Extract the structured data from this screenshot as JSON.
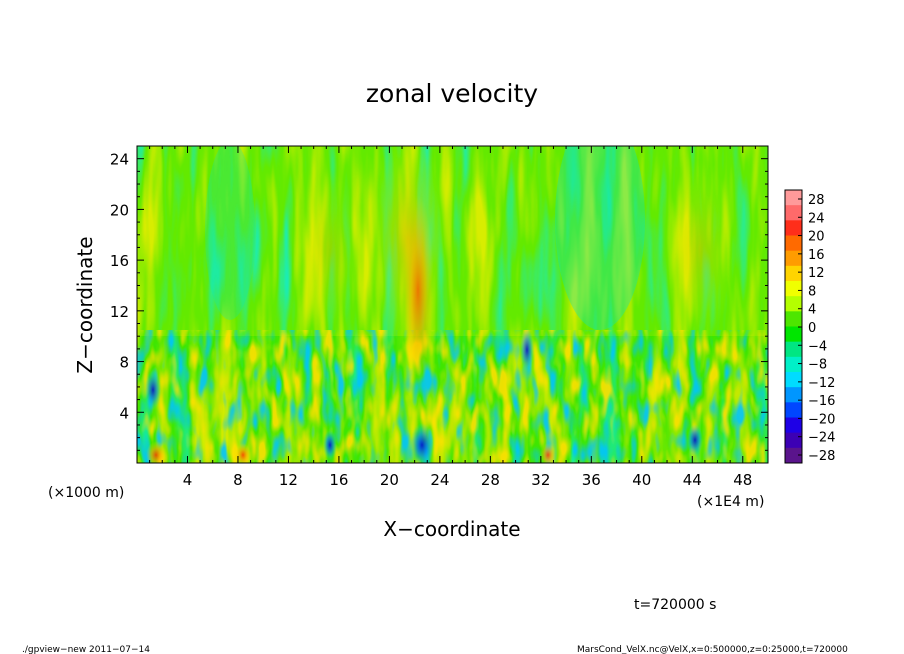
{
  "chart_data": {
    "type": "heatmap",
    "title": "zonal velocity",
    "xlabel": "X−coordinate",
    "ylabel": "Z−coordinate",
    "x_unit_left": "(×1000 m)",
    "x_unit_right": "(×1E4 m)",
    "xlim": [
      0,
      50
    ],
    "ylim": [
      0,
      25
    ],
    "x_ticks": [
      4,
      8,
      12,
      16,
      20,
      24,
      28,
      32,
      36,
      40,
      44,
      48
    ],
    "y_ticks": [
      4,
      8,
      12,
      16,
      20,
      24
    ],
    "colorbar": {
      "labels": [
        "28",
        "24",
        "20",
        "16",
        "12",
        "8",
        "4",
        "0",
        "−4",
        "−8",
        "−12",
        "−16",
        "−20",
        "−24",
        "−28"
      ],
      "colors": [
        "#ff9a9a",
        "#ff6a6a",
        "#ff2e1a",
        "#ff6a00",
        "#ff9c00",
        "#ffd400",
        "#f0ff00",
        "#b4ff00",
        "#4ee600",
        "#00e600",
        "#00e682",
        "#00f0c8",
        "#00dcff",
        "#0096ff",
        "#0046ff",
        "#1e00e6",
        "#3c00b4",
        "#5a148c"
      ]
    },
    "field_note": "Low-level (z<10) alternating positive/negative cells; strong positive band near x=22, z 8–22; mostly 0 to +8 above.",
    "time_label": "t=720000 s"
  },
  "footer": {
    "left": "./gpview−new   2011−07−14",
    "right": "MarsCond_VelX.nc@VelX,x=0:500000,z=0:25000,t=720000"
  }
}
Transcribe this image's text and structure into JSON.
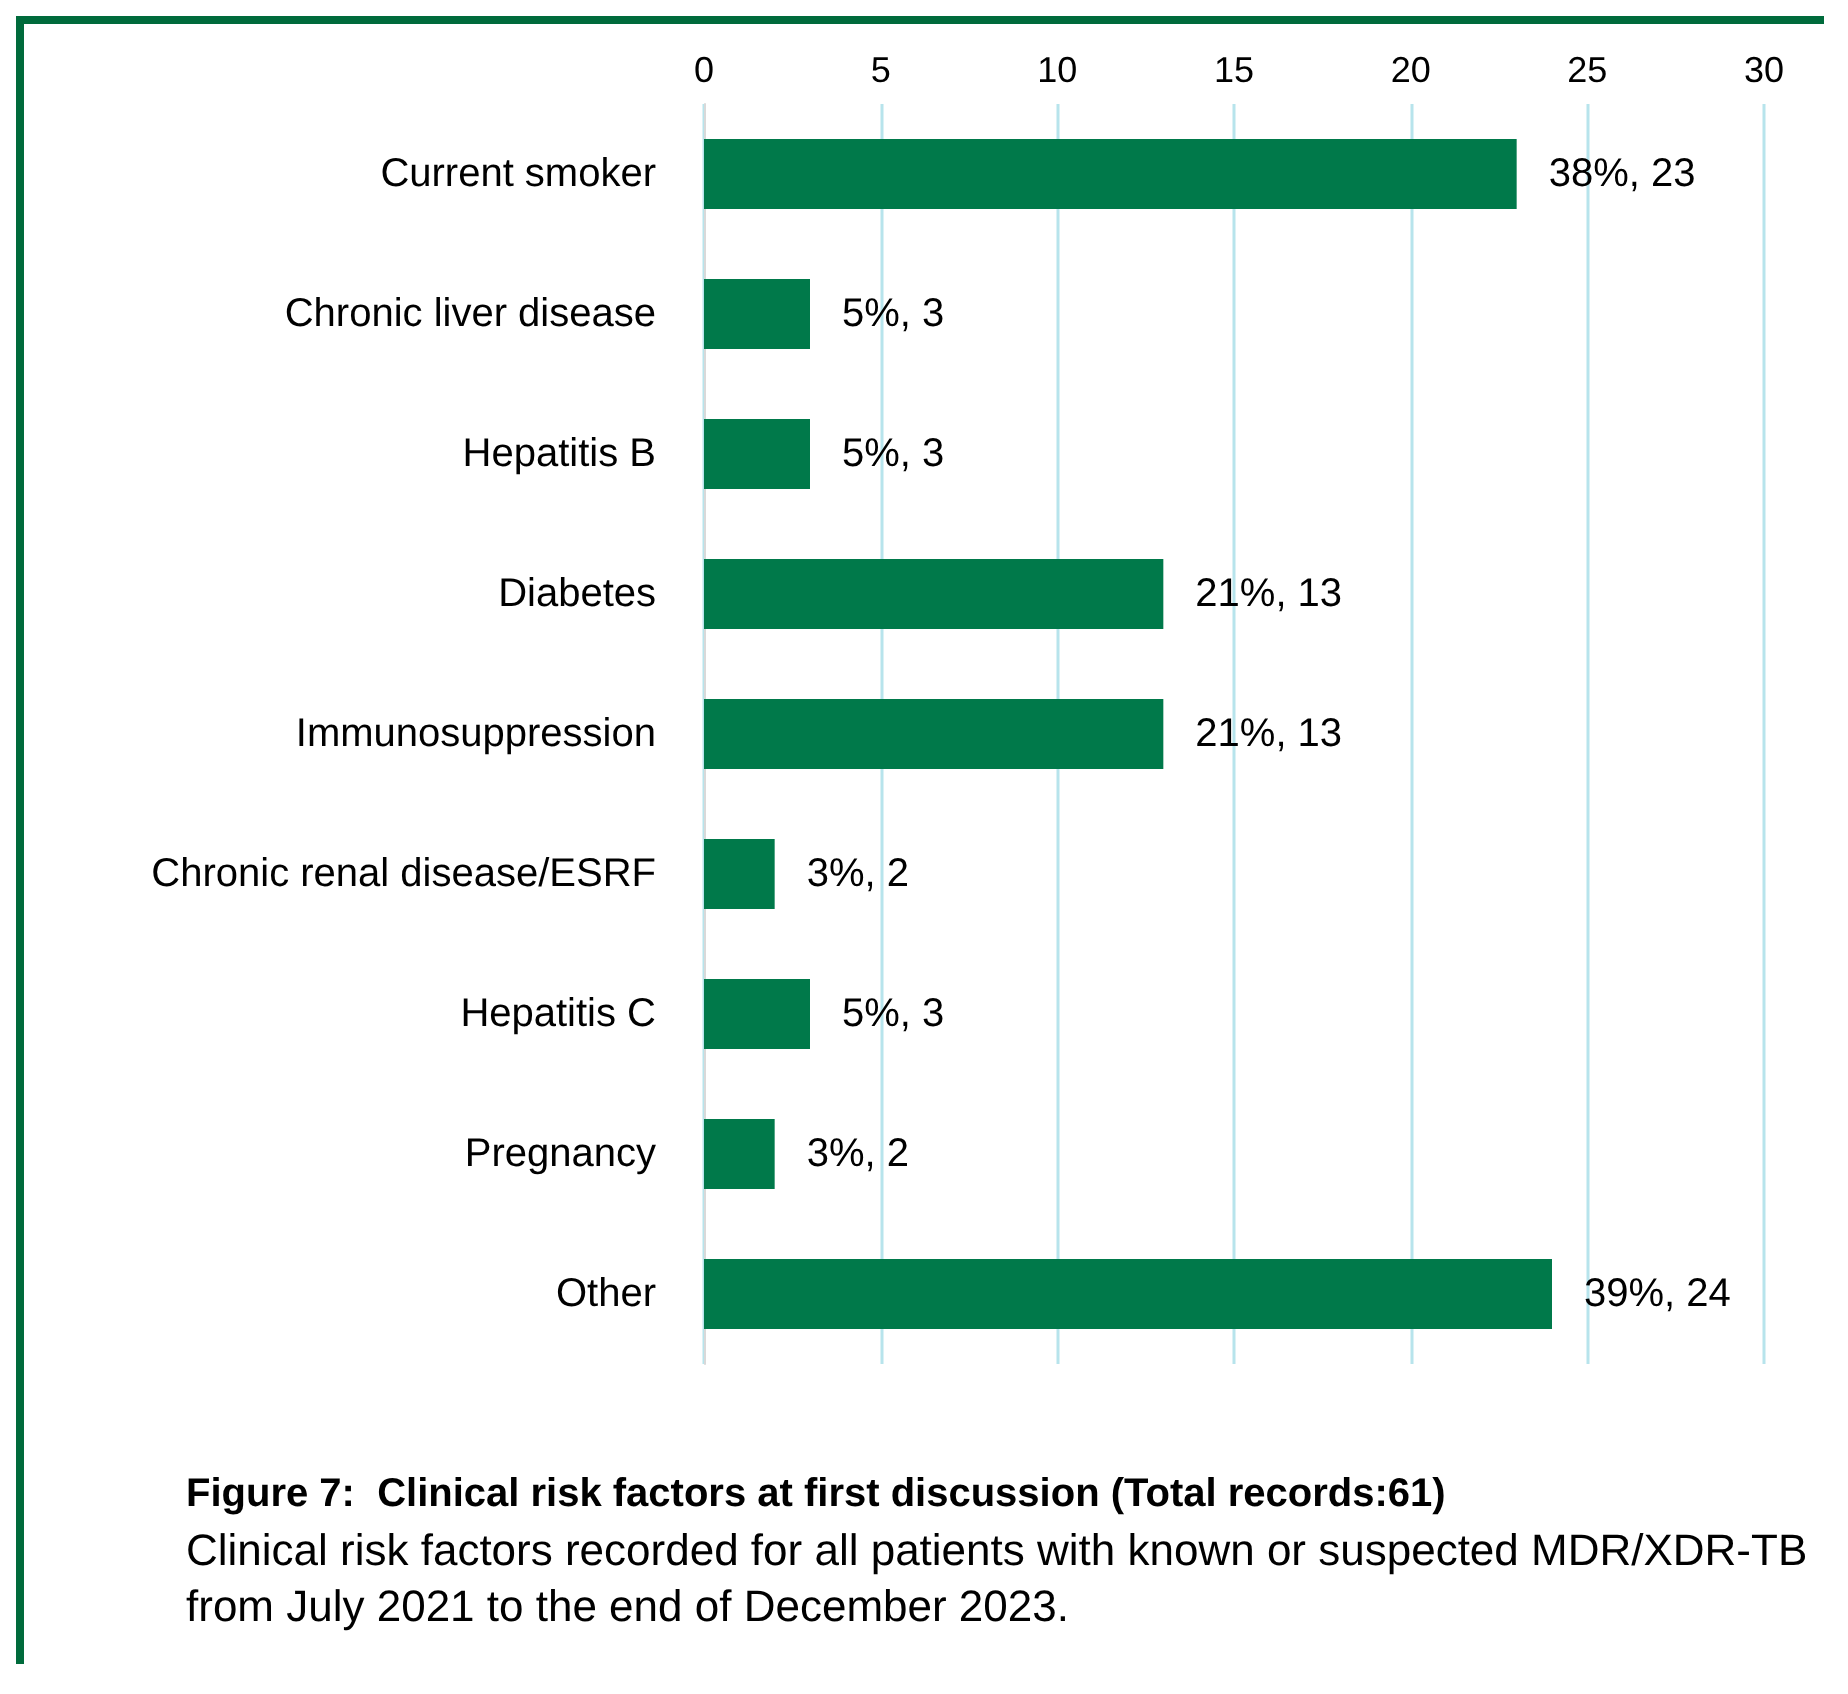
{
  "chart_data": {
    "type": "bar",
    "orientation": "horizontal",
    "title": "Figure 7:  Clinical risk factors at first discussion (Total records:61)",
    "subtitle": "Clinical risk factors recorded for all patients with known or suspected MDR/XDR-TB from July 2021 to the end of December 2023.",
    "categories": [
      "Current smoker",
      "Chronic liver disease",
      "Hepatitis B",
      "Diabetes",
      "Immunosuppression",
      "Chronic renal disease/ESRF",
      "Hepatitis C",
      "Pregnancy",
      "Other"
    ],
    "values": [
      23,
      3,
      3,
      13,
      13,
      2,
      3,
      2,
      24
    ],
    "value_labels": [
      "38%, 23",
      "5%, 3",
      "5%, 3",
      "21%, 13",
      "21%, 13",
      "3%, 2",
      "5%, 3",
      "3%, 2",
      "39%, 24"
    ],
    "color": "#00794a",
    "xlim": [
      0,
      30
    ],
    "xticks": [
      0,
      5,
      10,
      15,
      20,
      25,
      30
    ],
    "grid": "x"
  }
}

____________________

# WHAT IS BEING ASKED:
Could the lines above be copied out exactly, with no image carried over?

# TASK ANSWER:
Extract the structured data from this screenshot as JSON.
{
  "chart_data": {
    "type": "heatmap",
    "title": "zonal velocity",
    "xlabel": "X−coordinate",
    "ylabel": "Z−coordinate",
    "x_unit_left": "(×1000 m)",
    "x_unit_right": "(×1E4 m)",
    "xlim": [
      0,
      50
    ],
    "ylim": [
      0,
      25
    ],
    "x_ticks": [
      4,
      8,
      12,
      16,
      20,
      24,
      28,
      32,
      36,
      40,
      44,
      48
    ],
    "y_ticks": [
      4,
      8,
      12,
      16,
      20,
      24
    ],
    "colorbar": {
      "labels": [
        "28",
        "24",
        "20",
        "16",
        "12",
        "8",
        "4",
        "0",
        "−4",
        "−8",
        "−12",
        "−16",
        "−20",
        "−24",
        "−28"
      ],
      "colors": [
        "#ff9a9a",
        "#ff6a6a",
        "#ff2e1a",
        "#ff6a00",
        "#ff9c00",
        "#ffd400",
        "#f0ff00",
        "#b4ff00",
        "#4ee600",
        "#00e600",
        "#00e682",
        "#00f0c8",
        "#00dcff",
        "#0096ff",
        "#0046ff",
        "#1e00e6",
        "#3c00b4",
        "#5a148c"
      ]
    },
    "field_note": "Low-level (z<10) alternating positive/negative cells; strong positive band near x=22, z 8–22; mostly 0 to +8 above.",
    "time_label": "t=720000 s"
  },
  "footer": {
    "left": "./gpview−new   2011−07−14",
    "right": "MarsCond_VelX.nc@VelX,x=0:500000,z=0:25000,t=720000"
  }
}
Transcribe this image's text and structure into JSON.
{
  "chart_data": {
    "type": "bar",
    "orientation": "horizontal",
    "title": "Figure 7:  Clinical risk factors at first discussion (Total records:61)",
    "subtitle": "Clinical risk factors recorded for all patients with known or suspected MDR/XDR-TB from July 2021 to the end of December 2023.",
    "categories": [
      "Current smoker",
      "Chronic liver disease",
      "Hepatitis B",
      "Diabetes",
      "Immunosuppression",
      "Chronic renal disease/ESRF",
      "Hepatitis C",
      "Pregnancy",
      "Other"
    ],
    "values": [
      23,
      3,
      3,
      13,
      13,
      2,
      3,
      2,
      24
    ],
    "value_labels": [
      "38%, 23",
      "5%, 3",
      "5%, 3",
      "21%, 13",
      "21%, 13",
      "3%, 2",
      "5%, 3",
      "3%, 2",
      "39%, 24"
    ],
    "color": "#00794a",
    "xlim": [
      0,
      30
    ],
    "xticks": [
      0,
      5,
      10,
      15,
      20,
      25,
      30
    ],
    "grid": "x"
  }
}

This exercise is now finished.